WHAT THE EXERCISE ASKS:
Only lines holding the word "name" should be copied from the material.

MATERIAL TO PROCESS:
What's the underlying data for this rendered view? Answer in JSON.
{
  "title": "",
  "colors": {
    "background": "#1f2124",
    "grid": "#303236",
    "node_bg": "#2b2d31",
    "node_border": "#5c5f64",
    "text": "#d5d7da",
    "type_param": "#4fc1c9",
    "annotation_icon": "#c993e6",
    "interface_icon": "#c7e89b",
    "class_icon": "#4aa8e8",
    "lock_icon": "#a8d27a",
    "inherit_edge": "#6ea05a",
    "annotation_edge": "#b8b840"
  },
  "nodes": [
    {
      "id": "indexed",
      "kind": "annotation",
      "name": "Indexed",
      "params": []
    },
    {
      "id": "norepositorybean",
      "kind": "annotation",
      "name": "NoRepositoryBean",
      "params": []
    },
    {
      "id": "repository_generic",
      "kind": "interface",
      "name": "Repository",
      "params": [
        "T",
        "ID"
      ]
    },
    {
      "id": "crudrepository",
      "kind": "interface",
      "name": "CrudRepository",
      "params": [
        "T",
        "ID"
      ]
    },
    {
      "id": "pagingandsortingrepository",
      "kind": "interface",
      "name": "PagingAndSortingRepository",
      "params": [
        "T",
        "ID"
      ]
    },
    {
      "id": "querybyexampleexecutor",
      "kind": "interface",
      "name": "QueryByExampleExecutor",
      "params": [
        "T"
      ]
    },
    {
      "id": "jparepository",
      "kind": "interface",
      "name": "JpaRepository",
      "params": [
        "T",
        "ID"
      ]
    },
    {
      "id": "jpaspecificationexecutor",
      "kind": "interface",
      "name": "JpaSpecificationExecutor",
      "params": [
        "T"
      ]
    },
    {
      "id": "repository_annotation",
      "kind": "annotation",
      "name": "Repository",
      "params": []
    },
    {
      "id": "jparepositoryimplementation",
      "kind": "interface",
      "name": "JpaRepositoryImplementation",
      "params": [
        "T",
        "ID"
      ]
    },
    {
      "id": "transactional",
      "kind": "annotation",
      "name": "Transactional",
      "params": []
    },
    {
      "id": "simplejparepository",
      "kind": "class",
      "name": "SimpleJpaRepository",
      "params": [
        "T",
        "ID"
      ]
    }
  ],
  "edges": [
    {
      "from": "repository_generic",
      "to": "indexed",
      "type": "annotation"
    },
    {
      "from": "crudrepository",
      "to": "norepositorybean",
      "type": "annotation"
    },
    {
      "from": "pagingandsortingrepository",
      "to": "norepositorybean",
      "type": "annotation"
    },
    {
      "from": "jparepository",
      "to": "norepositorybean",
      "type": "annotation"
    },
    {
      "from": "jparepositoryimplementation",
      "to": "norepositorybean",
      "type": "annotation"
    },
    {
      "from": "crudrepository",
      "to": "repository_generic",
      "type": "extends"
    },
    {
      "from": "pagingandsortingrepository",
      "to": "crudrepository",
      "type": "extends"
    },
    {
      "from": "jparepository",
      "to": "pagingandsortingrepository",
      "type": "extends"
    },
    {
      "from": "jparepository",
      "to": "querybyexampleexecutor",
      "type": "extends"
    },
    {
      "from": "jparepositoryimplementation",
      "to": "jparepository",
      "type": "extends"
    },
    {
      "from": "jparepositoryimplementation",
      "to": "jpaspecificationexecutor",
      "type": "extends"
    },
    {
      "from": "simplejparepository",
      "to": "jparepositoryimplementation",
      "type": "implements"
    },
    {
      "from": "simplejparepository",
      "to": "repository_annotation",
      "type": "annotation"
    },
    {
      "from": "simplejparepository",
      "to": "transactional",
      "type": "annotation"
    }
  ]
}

RESULT FOR THIS TASK:
      "name": "Indexed",
      "name": "NoRepositoryBean",
      "name": "Repository",
      "name": "CrudRepository",
      "name": "PagingAndSortingRepository",
      "name": "QueryByExampleExecutor",
      "name": "JpaRepository",
      "name": "JpaSpecificationExecutor",
      "name": "Repository",
      "name": "JpaRepositoryImplementation",
      "name": "Transactional",
      "name": "SimpleJpaRepository",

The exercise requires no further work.